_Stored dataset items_

==========

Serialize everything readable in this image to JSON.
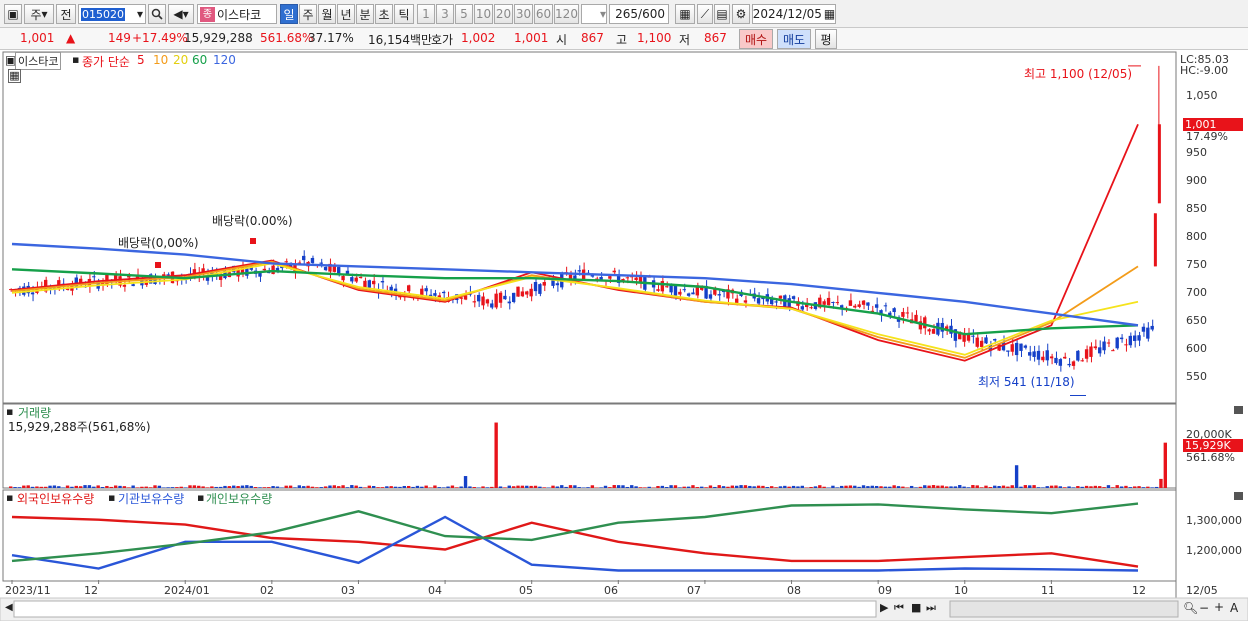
{
  "toolbar": {
    "period_kind": "주",
    "prev_label": "전",
    "stock_code": "015020",
    "stock_name": "이스타코",
    "name_prefix": "종",
    "interval_buttons": [
      "일",
      "주",
      "월",
      "년",
      "분",
      "초",
      "틱"
    ],
    "active_interval": "일",
    "minute_buttons": [
      "1",
      "3",
      "5",
      "10",
      "20",
      "30",
      "60",
      "120"
    ],
    "count": "265",
    "count_total": "/600",
    "date": "2024/12/05"
  },
  "quote": {
    "price": "1,001",
    "change_arrow": "▲",
    "change": "149",
    "change_pct": "+17.49%",
    "volume": "15,929,288",
    "volume_ratio": "561.68%",
    "turnover": "37.17%",
    "amount": "16,154백만",
    "bid_label": "호가",
    "ask": "1,002",
    "bid": "1,001",
    "open_label": "시",
    "open": "867",
    "high_label": "고",
    "high": "1,100",
    "low_label": "저",
    "low": "867",
    "buy_label": "매수",
    "sell_label": "매도",
    "flat_label": "평"
  },
  "legend": {
    "name": "이스타코",
    "ma_label": "종가 단순",
    "periods": [
      "5",
      "10",
      "20",
      "60",
      "120"
    ]
  },
  "price_axis": {
    "lc": "LC:85.03",
    "hc": "HC:-9.00",
    "ticks": [
      "1,050",
      "1,000",
      "950",
      "900",
      "850",
      "800",
      "750",
      "700",
      "650",
      "600",
      "550"
    ],
    "current": "1,001",
    "current_pct": "17.49%"
  },
  "annotations": {
    "high": "최고 1,100 (12/05)",
    "low": "최저 541 (11/18)",
    "dividend1": "배당락(0.00%)",
    "dividend2": "배당락(0,00%)"
  },
  "volume_panel": {
    "title": "거래량",
    "value": "15,929,288주(561,68%)",
    "axis_tick": "20,000K",
    "current": "15,929K",
    "current_pct": "561.68%"
  },
  "holdings_panel": {
    "series": [
      "외국인보유수량",
      "기관보유수량",
      "개인보유수량"
    ],
    "ticks": [
      "1,300,000",
      "1,200,000"
    ]
  },
  "date_axis": {
    "labels": [
      "2023/11",
      "12",
      "2024/01",
      "02",
      "03",
      "04",
      "05",
      "06",
      "07",
      "08",
      "09",
      "10",
      "11",
      "12"
    ],
    "end_label": "12/05"
  },
  "colors": {
    "up": "#e8131a",
    "down": "#1540c8",
    "ma5": "#e8131a",
    "ma10": "#f39c1a",
    "ma20": "#f5e31c",
    "ma60": "#16a04a",
    "ma120": "#3b66e0",
    "foreign": "#e01818",
    "institution": "#2a56d8",
    "individual": "#2f8f50"
  },
  "chart_data": {
    "type": "line",
    "x": [
      "2023/11",
      "12",
      "2024/01",
      "02",
      "03",
      "04",
      "05",
      "06",
      "07",
      "08",
      "09",
      "10",
      "11",
      "12/05"
    ],
    "series": [
      {
        "name": "5",
        "values": [
          720,
          735,
          745,
          770,
          720,
          700,
          750,
          720,
          700,
          690,
          635,
          600,
          660,
          1001
        ]
      },
      {
        "name": "10",
        "values": [
          718,
          732,
          742,
          768,
          722,
          702,
          745,
          722,
          700,
          688,
          640,
          605,
          665,
          760
        ]
      },
      {
        "name": "20",
        "values": [
          715,
          728,
          738,
          765,
          725,
          705,
          742,
          723,
          702,
          688,
          645,
          610,
          668,
          700
        ]
      },
      {
        "name": "60",
        "values": [
          755,
          748,
          740,
          752,
          745,
          740,
          740,
          735,
          725,
          700,
          680,
          645,
          655,
          660
        ]
      },
      {
        "name": "120",
        "values": [
          798,
          790,
          780,
          765,
          760,
          755,
          750,
          745,
          740,
          730,
          715,
          700,
          680,
          660
        ]
      }
    ],
    "high": {
      "value": 1100,
      "date": "12/05"
    },
    "low": {
      "value": 541,
      "date": "11/18"
    },
    "ylim": [
      530,
      1110
    ],
    "volume": {
      "current": 15929288,
      "ratio": "561.68%"
    },
    "holdings": [
      {
        "name": "외국인보유수량",
        "values": [
          1305000,
          1298000,
          1285000,
          1250000,
          1240000,
          1220000,
          1290000,
          1240000,
          1210000,
          1190000,
          1190000,
          1200000,
          1210000,
          1175000
        ]
      },
      {
        "name": "기관보유수량",
        "values": [
          1205000,
          1170000,
          1240000,
          1240000,
          1185000,
          1305000,
          1180000,
          1165000,
          1165000,
          1165000,
          1165000,
          1170000,
          1168000,
          1165000
        ]
      },
      {
        "name": "개인보유수량",
        "values": [
          1190000,
          1210000,
          1235000,
          1265000,
          1320000,
          1255000,
          1245000,
          1290000,
          1305000,
          1335000,
          1338000,
          1325000,
          1315000,
          1340000
        ]
      }
    ]
  }
}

==========

_Written problem_
Leave every image out, and retype the material exactly.

_Final result_
Serialize everything readable in this image to JSON.
{
  "toolbar": {
    "period_kind": "주",
    "prev_label": "전",
    "stock_code": "015020",
    "stock_name": "이스타코",
    "name_prefix": "종",
    "interval_buttons": [
      "일",
      "주",
      "월",
      "년",
      "분",
      "초",
      "틱"
    ],
    "active_interval": "일",
    "minute_buttons": [
      "1",
      "3",
      "5",
      "10",
      "20",
      "30",
      "60",
      "120"
    ],
    "count": "265",
    "count_total": "/600",
    "date": "2024/12/05"
  },
  "quote": {
    "price": "1,001",
    "change_arrow": "▲",
    "change": "149",
    "change_pct": "+17.49%",
    "volume": "15,929,288",
    "volume_ratio": "561.68%",
    "turnover": "37.17%",
    "amount": "16,154백만",
    "bid_label": "호가",
    "ask": "1,002",
    "bid": "1,001",
    "open_label": "시",
    "open": "867",
    "high_label": "고",
    "high": "1,100",
    "low_label": "저",
    "low": "867",
    "buy_label": "매수",
    "sell_label": "매도",
    "flat_label": "평"
  },
  "legend": {
    "name": "이스타코",
    "ma_label": "종가 단순",
    "periods": [
      "5",
      "10",
      "20",
      "60",
      "120"
    ]
  },
  "price_axis": {
    "lc": "LC:85.03",
    "hc": "HC:-9.00",
    "ticks": [
      "1,050",
      "1,000",
      "950",
      "900",
      "850",
      "800",
      "750",
      "700",
      "650",
      "600",
      "550"
    ],
    "current": "1,001",
    "current_pct": "17.49%"
  },
  "annotations": {
    "high": "최고 1,100 (12/05)",
    "low": "최저 541 (11/18)",
    "dividend1": "배당락(0.00%)",
    "dividend2": "배당락(0,00%)"
  },
  "volume_panel": {
    "title": "거래량",
    "value": "15,929,288주(561,68%)",
    "axis_tick": "20,000K",
    "current": "15,929K",
    "current_pct": "561.68%"
  },
  "holdings_panel": {
    "series": [
      "외국인보유수량",
      "기관보유수량",
      "개인보유수량"
    ],
    "ticks": [
      "1,300,000",
      "1,200,000"
    ]
  },
  "date_axis": {
    "labels": [
      "2023/11",
      "12",
      "2024/01",
      "02",
      "03",
      "04",
      "05",
      "06",
      "07",
      "08",
      "09",
      "10",
      "11",
      "12"
    ],
    "end_label": "12/05"
  },
  "colors": {
    "up": "#e8131a",
    "down": "#1540c8",
    "ma5": "#e8131a",
    "ma10": "#f39c1a",
    "ma20": "#f5e31c",
    "ma60": "#16a04a",
    "ma120": "#3b66e0",
    "foreign": "#e01818",
    "institution": "#2a56d8",
    "individual": "#2f8f50"
  },
  "chart_data": {
    "type": "line",
    "x": [
      "2023/11",
      "12",
      "2024/01",
      "02",
      "03",
      "04",
      "05",
      "06",
      "07",
      "08",
      "09",
      "10",
      "11",
      "12/05"
    ],
    "series": [
      {
        "name": "5",
        "values": [
          720,
          735,
          745,
          770,
          720,
          700,
          750,
          720,
          700,
          690,
          635,
          600,
          660,
          1001
        ]
      },
      {
        "name": "10",
        "values": [
          718,
          732,
          742,
          768,
          722,
          702,
          745,
          722,
          700,
          688,
          640,
          605,
          665,
          760
        ]
      },
      {
        "name": "20",
        "values": [
          715,
          728,
          738,
          765,
          725,
          705,
          742,
          723,
          702,
          688,
          645,
          610,
          668,
          700
        ]
      },
      {
        "name": "60",
        "values": [
          755,
          748,
          740,
          752,
          745,
          740,
          740,
          735,
          725,
          700,
          680,
          645,
          655,
          660
        ]
      },
      {
        "name": "120",
        "values": [
          798,
          790,
          780,
          765,
          760,
          755,
          750,
          745,
          740,
          730,
          715,
          700,
          680,
          660
        ]
      }
    ],
    "high": {
      "value": 1100,
      "date": "12/05"
    },
    "low": {
      "value": 541,
      "date": "11/18"
    },
    "ylim": [
      530,
      1110
    ],
    "volume": {
      "current": 15929288,
      "ratio": "561.68%"
    },
    "holdings": [
      {
        "name": "외국인보유수량",
        "values": [
          1305000,
          1298000,
          1285000,
          1250000,
          1240000,
          1220000,
          1290000,
          1240000,
          1210000,
          1190000,
          1190000,
          1200000,
          1210000,
          1175000
        ]
      },
      {
        "name": "기관보유수량",
        "values": [
          1205000,
          1170000,
          1240000,
          1240000,
          1185000,
          1305000,
          1180000,
          1165000,
          1165000,
          1165000,
          1165000,
          1170000,
          1168000,
          1165000
        ]
      },
      {
        "name": "개인보유수량",
        "values": [
          1190000,
          1210000,
          1235000,
          1265000,
          1320000,
          1255000,
          1245000,
          1290000,
          1305000,
          1335000,
          1338000,
          1325000,
          1315000,
          1340000
        ]
      }
    ]
  }
}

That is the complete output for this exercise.